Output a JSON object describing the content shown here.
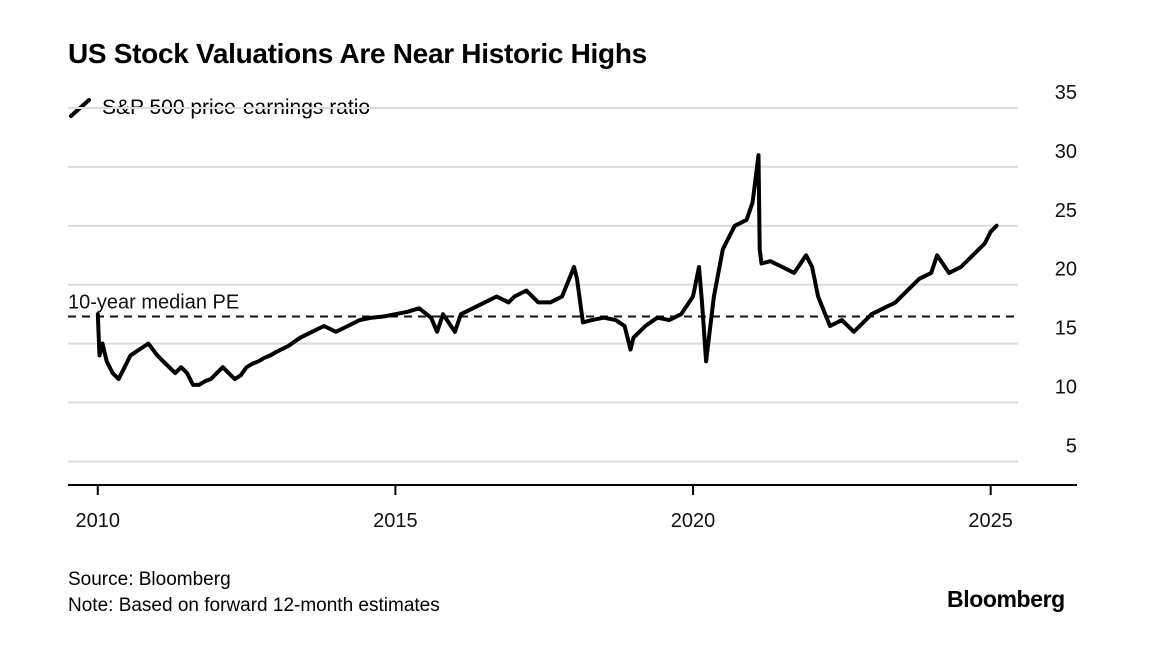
{
  "chart_data": {
    "type": "line",
    "title": "US Stock Valuations Are Near Historic Highs",
    "series": [
      {
        "name": "S&P 500 price-earnings ratio",
        "x": [
          2010.0,
          2010.03,
          2010.08,
          2010.15,
          2010.25,
          2010.35,
          2010.45,
          2010.55,
          2010.7,
          2010.85,
          2011.0,
          2011.1,
          2011.2,
          2011.3,
          2011.4,
          2011.5,
          2011.6,
          2011.7,
          2011.8,
          2011.9,
          2012.0,
          2012.1,
          2012.2,
          2012.3,
          2012.4,
          2012.5,
          2012.6,
          2012.7,
          2012.8,
          2012.9,
          2013.0,
          2013.2,
          2013.4,
          2013.6,
          2013.8,
          2014.0,
          2014.2,
          2014.4,
          2014.6,
          2014.8,
          2015.0,
          2015.2,
          2015.4,
          2015.6,
          2015.7,
          2015.8,
          2016.0,
          2016.1,
          2016.3,
          2016.5,
          2016.7,
          2016.9,
          2017.0,
          2017.2,
          2017.4,
          2017.6,
          2017.8,
          2018.0,
          2018.05,
          2018.15,
          2018.3,
          2018.5,
          2018.7,
          2018.85,
          2018.95,
          2019.0,
          2019.2,
          2019.4,
          2019.6,
          2019.8,
          2020.0,
          2020.1,
          2020.15,
          2020.22,
          2020.35,
          2020.5,
          2020.7,
          2020.9,
          2021.0,
          2021.1,
          2021.12,
          2021.15,
          2021.3,
          2021.5,
          2021.7,
          2021.9,
          2022.0,
          2022.1,
          2022.3,
          2022.5,
          2022.7,
          2022.8,
          2023.0,
          2023.2,
          2023.4,
          2023.6,
          2023.8,
          2024.0,
          2024.1,
          2024.3,
          2024.5,
          2024.7,
          2024.9,
          2025.0,
          2025.1
        ],
        "y": [
          17.5,
          14.0,
          15.0,
          13.5,
          12.5,
          12.0,
          13.0,
          14.0,
          14.5,
          15.0,
          14.0,
          13.5,
          13.0,
          12.5,
          13.0,
          12.5,
          11.5,
          11.5,
          11.8,
          12.0,
          12.5,
          13.0,
          12.5,
          12.0,
          12.3,
          13.0,
          13.3,
          13.5,
          13.8,
          14.0,
          14.3,
          14.8,
          15.5,
          16.0,
          16.5,
          16.0,
          16.5,
          17.0,
          17.2,
          17.3,
          17.5,
          17.7,
          18.0,
          17.2,
          16.0,
          17.5,
          16.0,
          17.5,
          18.0,
          18.5,
          19.0,
          18.5,
          19.0,
          19.5,
          18.5,
          18.5,
          19.0,
          21.5,
          20.5,
          16.8,
          17.0,
          17.2,
          17.0,
          16.5,
          14.5,
          15.5,
          16.5,
          17.2,
          17.0,
          17.5,
          19.0,
          21.5,
          18.5,
          13.5,
          19.0,
          23.0,
          25.0,
          25.5,
          27.0,
          31.0,
          23.0,
          21.8,
          22.0,
          21.5,
          21.0,
          22.5,
          21.5,
          19.0,
          16.5,
          17.0,
          16.0,
          16.5,
          17.5,
          18.0,
          18.5,
          19.5,
          20.5,
          21.0,
          22.5,
          21.0,
          21.5,
          22.5,
          23.5,
          24.5,
          25.0
        ]
      }
    ],
    "reference_line": {
      "label": "10-year median PE",
      "value": 17.3
    },
    "x_ticks": [
      2010,
      2015,
      2020,
      2025
    ],
    "y_ticks": [
      5,
      10,
      15,
      20,
      25,
      30,
      35
    ],
    "xlim": [
      2009.5,
      2026.45
    ],
    "ylim": [
      3,
      35
    ],
    "xlabel": "",
    "ylabel": "",
    "y_axis_side": "right",
    "grid": "horizontal",
    "legend_position": "top-left",
    "line_color": "#000000",
    "grid_color": "#dcdcdc"
  },
  "footer": {
    "source": "Source: Bloomberg",
    "note": "Note: Based on forward 12-month estimates",
    "logo_text": "Bloomberg"
  }
}
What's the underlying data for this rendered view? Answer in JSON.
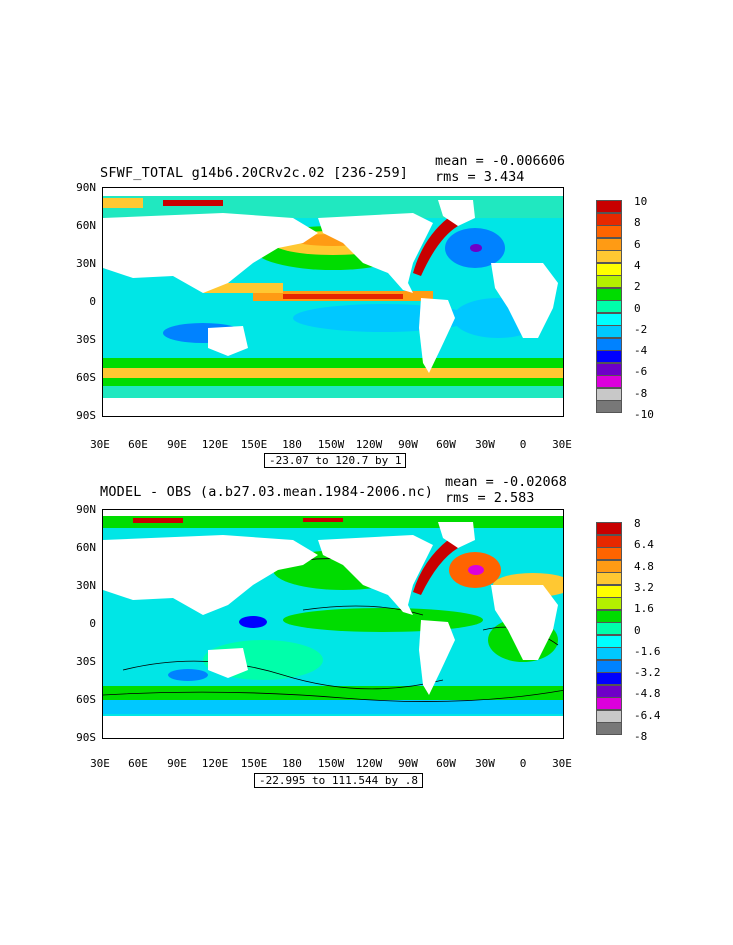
{
  "panels": [
    {
      "id": "top",
      "title": "SFWF_TOTAL g14b6.20CRv2c.02 [236-259]",
      "mean_label": "mean = -0.006606",
      "rms_label": "rms = 3.434",
      "contour_info": "-23.07 to 120.7 by 1",
      "lat_labels": [
        "90N",
        "60N",
        "30N",
        "0",
        "30S",
        "60S",
        "90S"
      ],
      "lon_labels": [
        "30E",
        "60E",
        "90E",
        "120E",
        "150E",
        "180",
        "150W",
        "120W",
        "90W",
        "60W",
        "30W",
        "0",
        "30E"
      ],
      "legend_labels": [
        "10",
        "8",
        "6",
        "4",
        "2",
        "0",
        "-2",
        "-4",
        "-6",
        "-8",
        "-10"
      ],
      "legend_colors": [
        "#c80000",
        "#e62800",
        "#ff6400",
        "#ff9b14",
        "#ffc832",
        "#ffff00",
        "#b4f000",
        "#00dc00",
        "#00ffaa",
        "#00ffff",
        "#00c8ff",
        "#0082ff",
        "#0000ff",
        "#6e00c8",
        "#dc00dc",
        "#c8c8c8",
        "#787878"
      ]
    },
    {
      "id": "bottom",
      "title": "MODEL - OBS (a.b27.03.mean.1984-2006.nc)",
      "mean_label": "mean = -0.02068",
      "rms_label": "rms = 2.583",
      "contour_info": "-22.995 to 111.544 by .8",
      "lat_labels": [
        "90N",
        "60N",
        "30N",
        "0",
        "30S",
        "60S",
        "90S"
      ],
      "lon_labels": [
        "30E",
        "60E",
        "90E",
        "120E",
        "150E",
        "180",
        "150W",
        "120W",
        "90W",
        "60W",
        "30W",
        "0",
        "30E"
      ],
      "legend_labels": [
        "8",
        "6.4",
        "4.8",
        "3.2",
        "1.6",
        "0",
        "-1.6",
        "-3.2",
        "-4.8",
        "-6.4",
        "-8"
      ],
      "legend_colors": [
        "#c80000",
        "#e62800",
        "#ff6400",
        "#ff9b14",
        "#ffc832",
        "#ffff00",
        "#b4f000",
        "#00dc00",
        "#00ffaa",
        "#00ffff",
        "#00c8ff",
        "#0082ff",
        "#0000ff",
        "#6e00c8",
        "#dc00dc",
        "#c8c8c8",
        "#787878"
      ]
    }
  ]
}
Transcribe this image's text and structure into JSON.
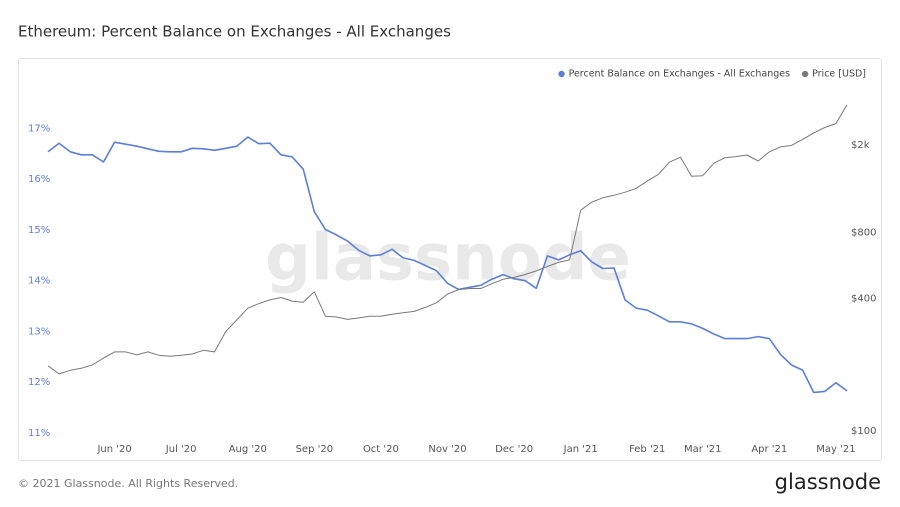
{
  "chart_data": {
    "type": "line",
    "title": "Ethereum: Percent Balance on Exchanges - All Exchanges",
    "watermark": "glassnode",
    "categories": [
      null,
      null,
      null,
      null,
      null,
      null,
      "Jun '20",
      null,
      null,
      null,
      null,
      null,
      "Jul '20",
      null,
      null,
      null,
      null,
      null,
      "Aug '20",
      null,
      null,
      null,
      null,
      null,
      "Sep '20",
      null,
      null,
      null,
      null,
      null,
      "Oct '20",
      null,
      null,
      null,
      null,
      null,
      "Nov '20",
      null,
      null,
      null,
      null,
      null,
      "Dec '20",
      null,
      null,
      null,
      null,
      null,
      "Jan '21",
      null,
      null,
      null,
      null,
      null,
      "Feb '21",
      null,
      null,
      null,
      null,
      "Mar '21",
      null,
      null,
      null,
      null,
      null,
      "Apr '21",
      null,
      null,
      null,
      null,
      null,
      "May '21",
      null
    ],
    "series": [
      {
        "name": "Percent Balance on Exchanges - All Exchanges",
        "color": "#5b7fdb",
        "axis": "y",
        "values": [
          16.54,
          16.71,
          16.54,
          16.48,
          16.48,
          16.34,
          16.73,
          16.69,
          16.65,
          16.6,
          16.55,
          16.54,
          16.54,
          16.61,
          16.6,
          16.57,
          16.61,
          16.65,
          16.83,
          16.7,
          16.71,
          16.48,
          16.44,
          16.2,
          15.36,
          15.01,
          14.9,
          14.78,
          14.6,
          14.49,
          14.51,
          14.62,
          14.45,
          14.4,
          14.3,
          14.2,
          13.95,
          13.83,
          13.87,
          13.91,
          14.03,
          14.12,
          14.04,
          14.0,
          13.85,
          14.49,
          14.41,
          14.51,
          14.59,
          14.37,
          14.24,
          14.25,
          13.62,
          13.46,
          13.42,
          13.31,
          13.19,
          13.19,
          13.15,
          13.06,
          12.95,
          12.86,
          12.86,
          12.86,
          12.9,
          12.86,
          12.55,
          12.34,
          12.24,
          11.8,
          11.82,
          11.99,
          11.83
        ]
      },
      {
        "name": "Price [USD]",
        "color": "#7a7a7a",
        "axis": "y2",
        "values": [
          198,
          182,
          189,
          193,
          200,
          215,
          229,
          229,
          222,
          229,
          221,
          219,
          221,
          224,
          233,
          229,
          283,
          320,
          362,
          380,
          395,
          405,
          390,
          385,
          430,
          333,
          330,
          322,
          327,
          333,
          333,
          340,
          345,
          350,
          365,
          383,
          420,
          440,
          445,
          445,
          468,
          490,
          500,
          515,
          535,
          560,
          585,
          600,
          1010,
          1100,
          1150,
          1180,
          1220,
          1270,
          1370,
          1470,
          1670,
          1760,
          1440,
          1450,
          1650,
          1750,
          1770,
          1800,
          1690,
          1860,
          1960,
          1990,
          2120,
          2270,
          2400,
          2500,
          3050
        ]
      }
    ],
    "ylim": [
      11,
      17.6
    ],
    "yticks": [
      {
        "value": 11,
        "label": "11%"
      },
      {
        "value": 12,
        "label": "12%"
      },
      {
        "value": 13,
        "label": "13%"
      },
      {
        "value": 14,
        "label": "14%"
      },
      {
        "value": 15,
        "label": "15%"
      },
      {
        "value": 16,
        "label": "16%"
      },
      {
        "value": 17,
        "label": "17%"
      }
    ],
    "y2lim": [
      98,
      3270
    ],
    "y2ticks": [
      {
        "value": 100,
        "label": "$100"
      },
      {
        "value": 400,
        "label": "$400"
      },
      {
        "value": 800,
        "label": "$800"
      },
      {
        "value": 2000,
        "label": "$2k"
      }
    ],
    "y2log": true,
    "grid": false,
    "legend": "top-right"
  },
  "footer": {
    "copyright": "© 2021 Glassnode. All Rights Reserved.",
    "brand": "glassnode"
  }
}
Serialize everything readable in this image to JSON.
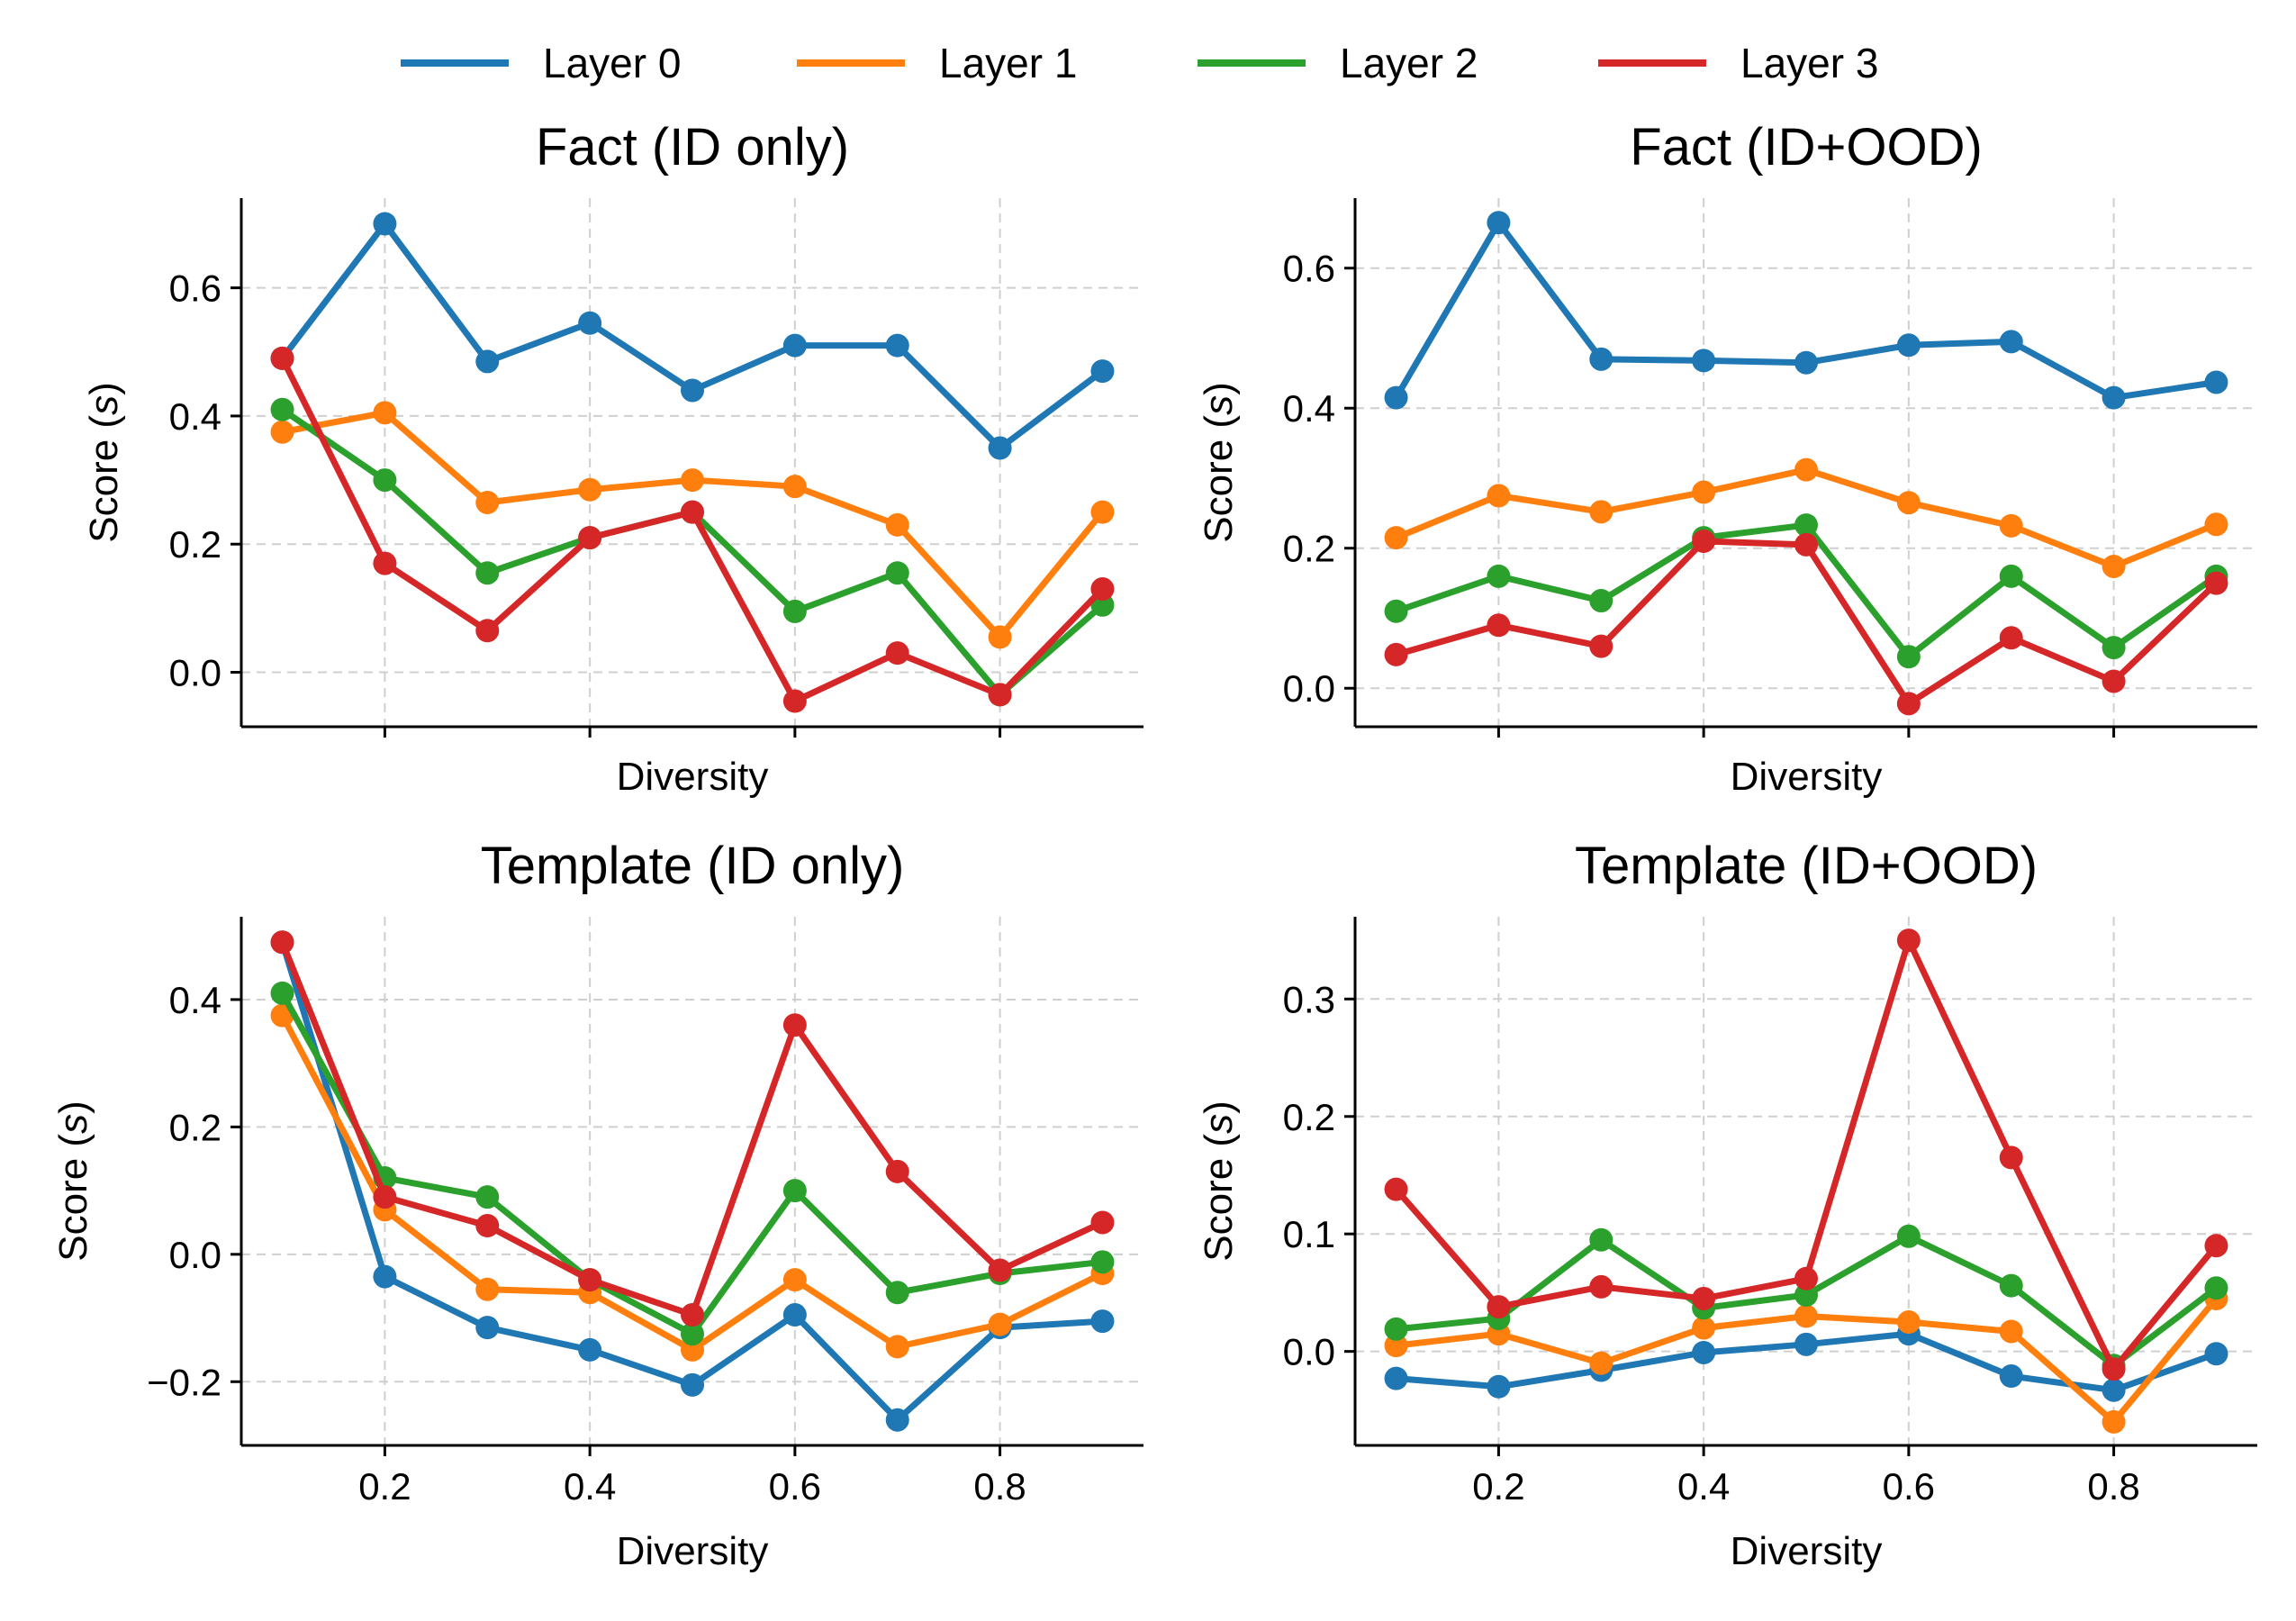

++++

▸ **Job**: From the listing above, pick out every line containing "this".

▸ **Output of the task**:
What's the underlying data for this rendered view? Answer in JSON.
Transcribe this image's text and structure into JSON.
Serialize everything readable in this image to JSON.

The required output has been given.